GIVEN TASK →
Don't copy the pictures; return every other part of the records exactly.

....................

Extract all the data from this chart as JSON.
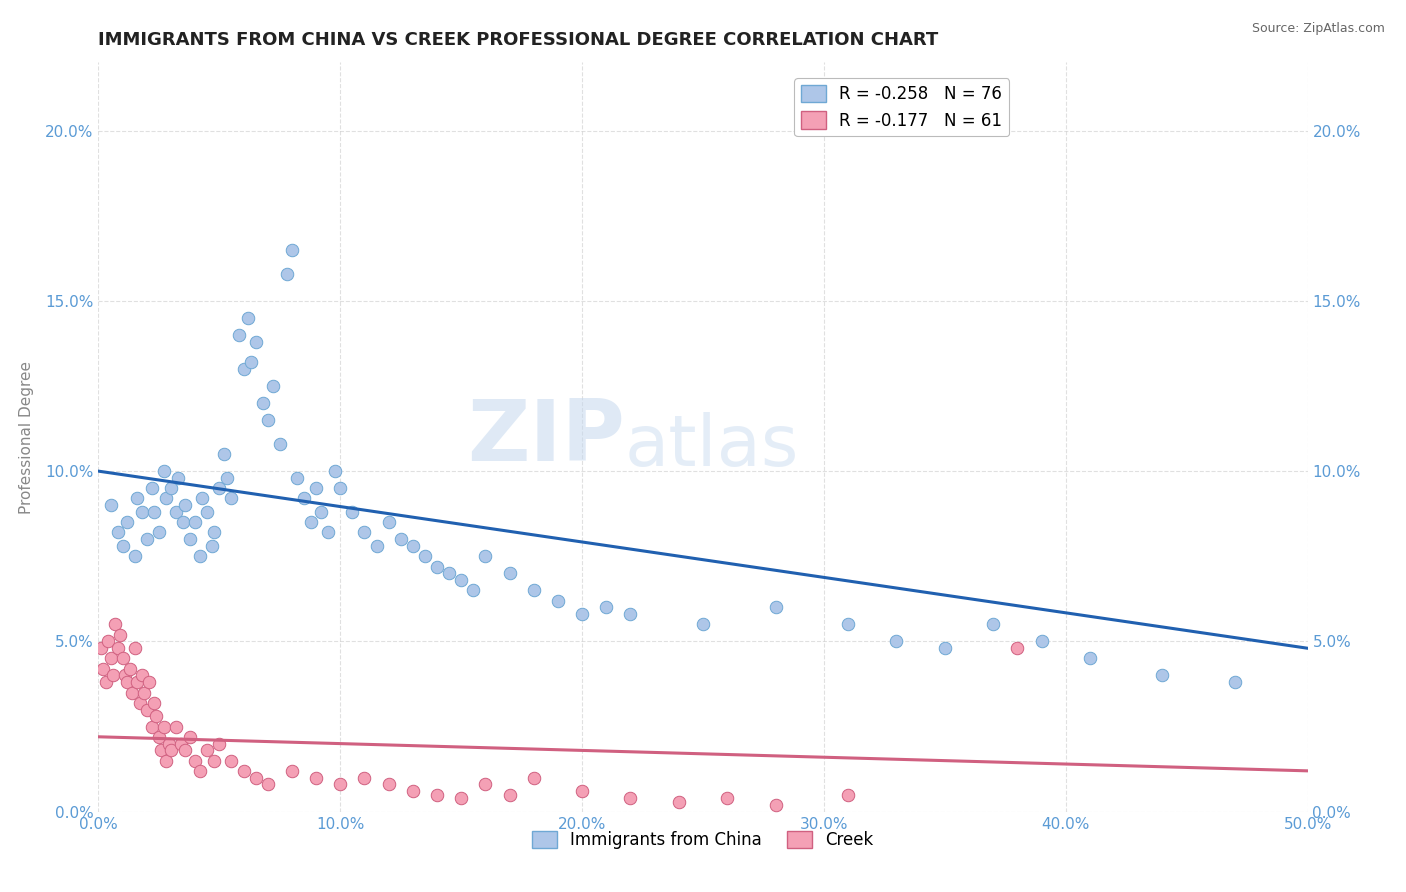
{
  "title": "IMMIGRANTS FROM CHINA VS CREEK PROFESSIONAL DEGREE CORRELATION CHART",
  "source": "Source: ZipAtlas.com",
  "xlabel": "",
  "ylabel": "Professional Degree",
  "xlim": [
    0.0,
    0.5
  ],
  "ylim": [
    0.0,
    0.22
  ],
  "xticks": [
    0.0,
    0.1,
    0.2,
    0.3,
    0.4,
    0.5
  ],
  "xticklabels": [
    "0.0%",
    "10.0%",
    "20.0%",
    "30.0%",
    "40.0%",
    "50.0%"
  ],
  "yticks": [
    0.0,
    0.05,
    0.1,
    0.15,
    0.2
  ],
  "yticklabels": [
    "0.0%",
    "5.0%",
    "10.0%",
    "15.0%",
    "20.0%"
  ],
  "series1_color": "#aec6e8",
  "series1_edge": "#6fa8d4",
  "series1_line": "#2060b0",
  "series2_color": "#f4a0b5",
  "series2_edge": "#d06080",
  "series2_line": "#d06080",
  "watermark_zip": "ZIP",
  "watermark_atlas": "atlas",
  "background_color": "#ffffff",
  "grid_color": "#cccccc",
  "title_color": "#222222",
  "axis_tick_color": "#5b9bd5",
  "ylabel_color": "#888888",
  "marker_size": 9,
  "series1_name": "Immigrants from China",
  "series2_name": "Creek",
  "legend1_label": "R = -0.258   N = 76",
  "legend2_label": "R = -0.177   N = 61",
  "series1_x": [
    0.005,
    0.008,
    0.01,
    0.012,
    0.015,
    0.016,
    0.018,
    0.02,
    0.022,
    0.023,
    0.025,
    0.027,
    0.028,
    0.03,
    0.032,
    0.033,
    0.035,
    0.036,
    0.038,
    0.04,
    0.042,
    0.043,
    0.045,
    0.047,
    0.048,
    0.05,
    0.052,
    0.053,
    0.055,
    0.058,
    0.06,
    0.062,
    0.063,
    0.065,
    0.068,
    0.07,
    0.072,
    0.075,
    0.078,
    0.08,
    0.082,
    0.085,
    0.088,
    0.09,
    0.092,
    0.095,
    0.098,
    0.1,
    0.105,
    0.11,
    0.115,
    0.12,
    0.125,
    0.13,
    0.135,
    0.14,
    0.145,
    0.15,
    0.155,
    0.16,
    0.17,
    0.18,
    0.19,
    0.2,
    0.21,
    0.22,
    0.25,
    0.28,
    0.31,
    0.33,
    0.35,
    0.37,
    0.39,
    0.41,
    0.44,
    0.47
  ],
  "series1_y": [
    0.09,
    0.082,
    0.078,
    0.085,
    0.075,
    0.092,
    0.088,
    0.08,
    0.095,
    0.088,
    0.082,
    0.1,
    0.092,
    0.095,
    0.088,
    0.098,
    0.085,
    0.09,
    0.08,
    0.085,
    0.075,
    0.092,
    0.088,
    0.078,
    0.082,
    0.095,
    0.105,
    0.098,
    0.092,
    0.14,
    0.13,
    0.145,
    0.132,
    0.138,
    0.12,
    0.115,
    0.125,
    0.108,
    0.158,
    0.165,
    0.098,
    0.092,
    0.085,
    0.095,
    0.088,
    0.082,
    0.1,
    0.095,
    0.088,
    0.082,
    0.078,
    0.085,
    0.08,
    0.078,
    0.075,
    0.072,
    0.07,
    0.068,
    0.065,
    0.075,
    0.07,
    0.065,
    0.062,
    0.058,
    0.06,
    0.058,
    0.055,
    0.06,
    0.055,
    0.05,
    0.048,
    0.055,
    0.05,
    0.045,
    0.04,
    0.038
  ],
  "series2_x": [
    0.001,
    0.002,
    0.003,
    0.004,
    0.005,
    0.006,
    0.007,
    0.008,
    0.009,
    0.01,
    0.011,
    0.012,
    0.013,
    0.014,
    0.015,
    0.016,
    0.017,
    0.018,
    0.019,
    0.02,
    0.021,
    0.022,
    0.023,
    0.024,
    0.025,
    0.026,
    0.027,
    0.028,
    0.029,
    0.03,
    0.032,
    0.034,
    0.036,
    0.038,
    0.04,
    0.042,
    0.045,
    0.048,
    0.05,
    0.055,
    0.06,
    0.065,
    0.07,
    0.08,
    0.09,
    0.1,
    0.11,
    0.12,
    0.13,
    0.14,
    0.15,
    0.16,
    0.17,
    0.18,
    0.2,
    0.22,
    0.24,
    0.26,
    0.28,
    0.31,
    0.38
  ],
  "series2_y": [
    0.048,
    0.042,
    0.038,
    0.05,
    0.045,
    0.04,
    0.055,
    0.048,
    0.052,
    0.045,
    0.04,
    0.038,
    0.042,
    0.035,
    0.048,
    0.038,
    0.032,
    0.04,
    0.035,
    0.03,
    0.038,
    0.025,
    0.032,
    0.028,
    0.022,
    0.018,
    0.025,
    0.015,
    0.02,
    0.018,
    0.025,
    0.02,
    0.018,
    0.022,
    0.015,
    0.012,
    0.018,
    0.015,
    0.02,
    0.015,
    0.012,
    0.01,
    0.008,
    0.012,
    0.01,
    0.008,
    0.01,
    0.008,
    0.006,
    0.005,
    0.004,
    0.008,
    0.005,
    0.01,
    0.006,
    0.004,
    0.003,
    0.004,
    0.002,
    0.005,
    0.048
  ],
  "trendline1_x0": 0.0,
  "trendline1_y0": 0.1,
  "trendline1_x1": 0.5,
  "trendline1_y1": 0.048,
  "trendline2_x0": 0.0,
  "trendline2_y0": 0.022,
  "trendline2_x1": 0.5,
  "trendline2_y1": 0.012
}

....................

FINAL RESULT →
Extract all the data from this chart as JSON.
{
  "title": "IMMIGRANTS FROM CHINA VS CREEK PROFESSIONAL DEGREE CORRELATION CHART",
  "source": "Source: ZipAtlas.com",
  "xlabel": "",
  "ylabel": "Professional Degree",
  "xlim": [
    0.0,
    0.5
  ],
  "ylim": [
    0.0,
    0.22
  ],
  "xticks": [
    0.0,
    0.1,
    0.2,
    0.3,
    0.4,
    0.5
  ],
  "xticklabels": [
    "0.0%",
    "10.0%",
    "20.0%",
    "30.0%",
    "40.0%",
    "50.0%"
  ],
  "yticks": [
    0.0,
    0.05,
    0.1,
    0.15,
    0.2
  ],
  "yticklabels": [
    "0.0%",
    "5.0%",
    "10.0%",
    "15.0%",
    "20.0%"
  ],
  "series1_color": "#aec6e8",
  "series1_edge": "#6fa8d4",
  "series1_line": "#2060b0",
  "series2_color": "#f4a0b5",
  "series2_edge": "#d06080",
  "series2_line": "#d06080",
  "watermark_zip": "ZIP",
  "watermark_atlas": "atlas",
  "background_color": "#ffffff",
  "grid_color": "#cccccc",
  "title_color": "#222222",
  "axis_tick_color": "#5b9bd5",
  "ylabel_color": "#888888",
  "marker_size": 9,
  "series1_name": "Immigrants from China",
  "series2_name": "Creek",
  "legend1_label": "R = -0.258   N = 76",
  "legend2_label": "R = -0.177   N = 61",
  "series1_x": [
    0.005,
    0.008,
    0.01,
    0.012,
    0.015,
    0.016,
    0.018,
    0.02,
    0.022,
    0.023,
    0.025,
    0.027,
    0.028,
    0.03,
    0.032,
    0.033,
    0.035,
    0.036,
    0.038,
    0.04,
    0.042,
    0.043,
    0.045,
    0.047,
    0.048,
    0.05,
    0.052,
    0.053,
    0.055,
    0.058,
    0.06,
    0.062,
    0.063,
    0.065,
    0.068,
    0.07,
    0.072,
    0.075,
    0.078,
    0.08,
    0.082,
    0.085,
    0.088,
    0.09,
    0.092,
    0.095,
    0.098,
    0.1,
    0.105,
    0.11,
    0.115,
    0.12,
    0.125,
    0.13,
    0.135,
    0.14,
    0.145,
    0.15,
    0.155,
    0.16,
    0.17,
    0.18,
    0.19,
    0.2,
    0.21,
    0.22,
    0.25,
    0.28,
    0.31,
    0.33,
    0.35,
    0.37,
    0.39,
    0.41,
    0.44,
    0.47
  ],
  "series1_y": [
    0.09,
    0.082,
    0.078,
    0.085,
    0.075,
    0.092,
    0.088,
    0.08,
    0.095,
    0.088,
    0.082,
    0.1,
    0.092,
    0.095,
    0.088,
    0.098,
    0.085,
    0.09,
    0.08,
    0.085,
    0.075,
    0.092,
    0.088,
    0.078,
    0.082,
    0.095,
    0.105,
    0.098,
    0.092,
    0.14,
    0.13,
    0.145,
    0.132,
    0.138,
    0.12,
    0.115,
    0.125,
    0.108,
    0.158,
    0.165,
    0.098,
    0.092,
    0.085,
    0.095,
    0.088,
    0.082,
    0.1,
    0.095,
    0.088,
    0.082,
    0.078,
    0.085,
    0.08,
    0.078,
    0.075,
    0.072,
    0.07,
    0.068,
    0.065,
    0.075,
    0.07,
    0.065,
    0.062,
    0.058,
    0.06,
    0.058,
    0.055,
    0.06,
    0.055,
    0.05,
    0.048,
    0.055,
    0.05,
    0.045,
    0.04,
    0.038
  ],
  "series2_x": [
    0.001,
    0.002,
    0.003,
    0.004,
    0.005,
    0.006,
    0.007,
    0.008,
    0.009,
    0.01,
    0.011,
    0.012,
    0.013,
    0.014,
    0.015,
    0.016,
    0.017,
    0.018,
    0.019,
    0.02,
    0.021,
    0.022,
    0.023,
    0.024,
    0.025,
    0.026,
    0.027,
    0.028,
    0.029,
    0.03,
    0.032,
    0.034,
    0.036,
    0.038,
    0.04,
    0.042,
    0.045,
    0.048,
    0.05,
    0.055,
    0.06,
    0.065,
    0.07,
    0.08,
    0.09,
    0.1,
    0.11,
    0.12,
    0.13,
    0.14,
    0.15,
    0.16,
    0.17,
    0.18,
    0.2,
    0.22,
    0.24,
    0.26,
    0.28,
    0.31,
    0.38
  ],
  "series2_y": [
    0.048,
    0.042,
    0.038,
    0.05,
    0.045,
    0.04,
    0.055,
    0.048,
    0.052,
    0.045,
    0.04,
    0.038,
    0.042,
    0.035,
    0.048,
    0.038,
    0.032,
    0.04,
    0.035,
    0.03,
    0.038,
    0.025,
    0.032,
    0.028,
    0.022,
    0.018,
    0.025,
    0.015,
    0.02,
    0.018,
    0.025,
    0.02,
    0.018,
    0.022,
    0.015,
    0.012,
    0.018,
    0.015,
    0.02,
    0.015,
    0.012,
    0.01,
    0.008,
    0.012,
    0.01,
    0.008,
    0.01,
    0.008,
    0.006,
    0.005,
    0.004,
    0.008,
    0.005,
    0.01,
    0.006,
    0.004,
    0.003,
    0.004,
    0.002,
    0.005,
    0.048
  ],
  "trendline1_x0": 0.0,
  "trendline1_y0": 0.1,
  "trendline1_x1": 0.5,
  "trendline1_y1": 0.048,
  "trendline2_x0": 0.0,
  "trendline2_y0": 0.022,
  "trendline2_x1": 0.5,
  "trendline2_y1": 0.012
}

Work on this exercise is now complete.